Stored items
::::::::::

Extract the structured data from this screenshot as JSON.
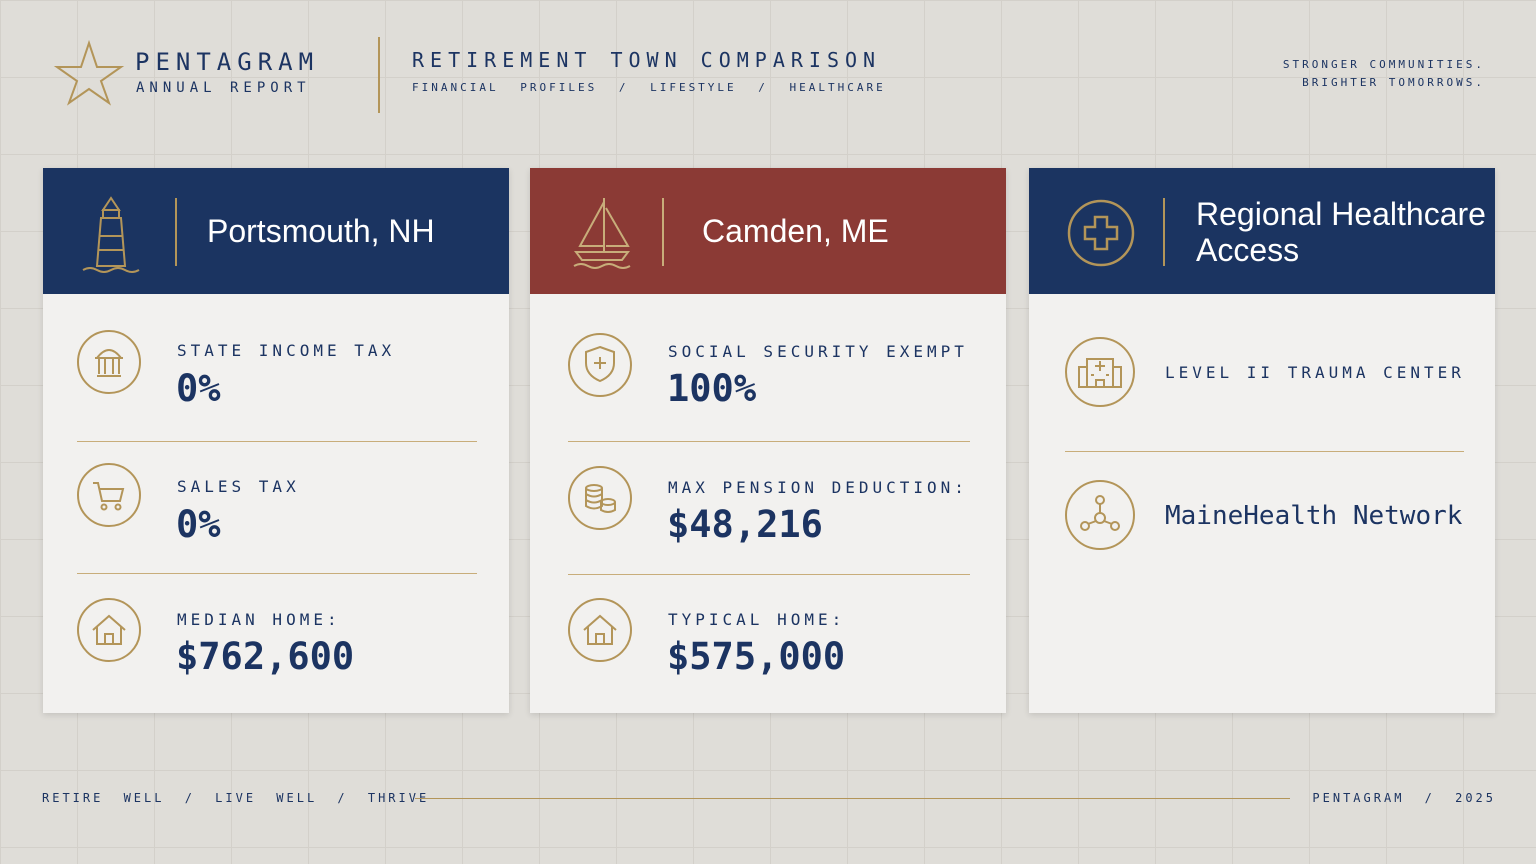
{
  "header": {
    "brand": "PENTAGRAM",
    "brand_sub": "ANNUAL REPORT",
    "title": "RETIREMENT TOWN COMPARISON",
    "subtitle": "FINANCIAL PROFILES / LIFESTYLE / HEALTHCARE",
    "tagline": [
      "STRONGER COMMUNITIES.",
      "BRIGHTER TOMORROWS."
    ]
  },
  "cards": [
    {
      "title": "Portsmouth, NH",
      "rows": [
        {
          "label": "STATE INCOME TAX",
          "value": "0%"
        },
        {
          "label": "SALES TAX",
          "value": "0%"
        },
        {
          "label": "MEDIAN HOME:",
          "value": "$762,600"
        }
      ]
    },
    {
      "title": "Camden, ME",
      "rows": [
        {
          "label": "SOCIAL SECURITY EXEMPT",
          "value": "100%"
        },
        {
          "label": "MAX PENSION DEDUCTION:",
          "value": "$48,216"
        },
        {
          "label": "TYPICAL HOME:",
          "value": "$575,000"
        }
      ]
    },
    {
      "title": "Regional Healthcare Access",
      "rows": [
        {
          "label": "LEVEL II TRAUMA CENTER"
        },
        {
          "label": "MaineHealth Network"
        }
      ]
    }
  ],
  "footer": {
    "left": "RETIRE WELL / LIVE WELL / THRIVE",
    "right": "PENTAGRAM / 2025"
  }
}
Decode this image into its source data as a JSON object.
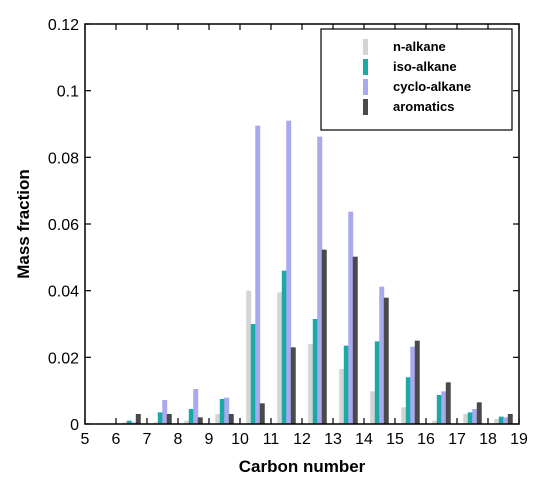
{
  "chart_data": {
    "type": "bar",
    "xlabel": "Carbon number",
    "ylabel": "Mass fraction",
    "xlim": [
      5,
      19
    ],
    "ylim": [
      0,
      0.12
    ],
    "xticks": [
      "5",
      "6",
      "7",
      "8",
      "9",
      "10",
      "11",
      "12",
      "13",
      "14",
      "15",
      "16",
      "17",
      "18",
      "19"
    ],
    "yticks": [
      "0",
      "0.02",
      "0.04",
      "0.06",
      "0.08",
      "0.1",
      "0.12"
    ],
    "grid": false,
    "legend_position": "top-right",
    "categories": [
      6,
      7,
      8,
      9,
      10,
      11,
      12,
      13,
      14,
      15,
      16,
      17,
      18
    ],
    "series": [
      {
        "name": "n-alkane",
        "color": "#d4d4d4",
        "values": [
          0.0005,
          0.0005,
          0.001,
          0.003,
          0.04,
          0.0395,
          0.024,
          0.0165,
          0.0098,
          0.005,
          0.001,
          0.003,
          0.0015
        ]
      },
      {
        "name": "iso-alkane",
        "color": "#1aaaa6",
        "values": [
          0.001,
          0.0035,
          0.0045,
          0.0075,
          0.03,
          0.046,
          0.0315,
          0.0235,
          0.0248,
          0.014,
          0.0087,
          0.0035,
          0.0022
        ]
      },
      {
        "name": "cyclo-alkane",
        "color": "#a9a9ef",
        "values": [
          0.0005,
          0.0072,
          0.0105,
          0.0079,
          0.0895,
          0.091,
          0.0862,
          0.0637,
          0.0412,
          0.0232,
          0.0098,
          0.0045,
          0.002
        ]
      },
      {
        "name": "aromatics",
        "color": "#4a4a4a",
        "values": [
          0.003,
          0.003,
          0.002,
          0.003,
          0.0062,
          0.023,
          0.0523,
          0.0502,
          0.0379,
          0.025,
          0.0125,
          0.0065,
          0.003
        ]
      }
    ]
  }
}
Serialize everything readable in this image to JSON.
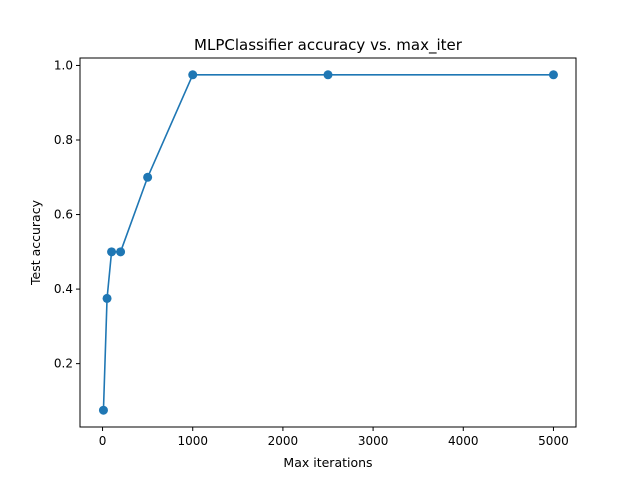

::::::::::

### [SET TASK]
Make a copy of each line that contains the string "HOME".

### [TASK OUTPUT]
          "label": "MEDIAN HOME:",
          "label": "TYPICAL HOME:",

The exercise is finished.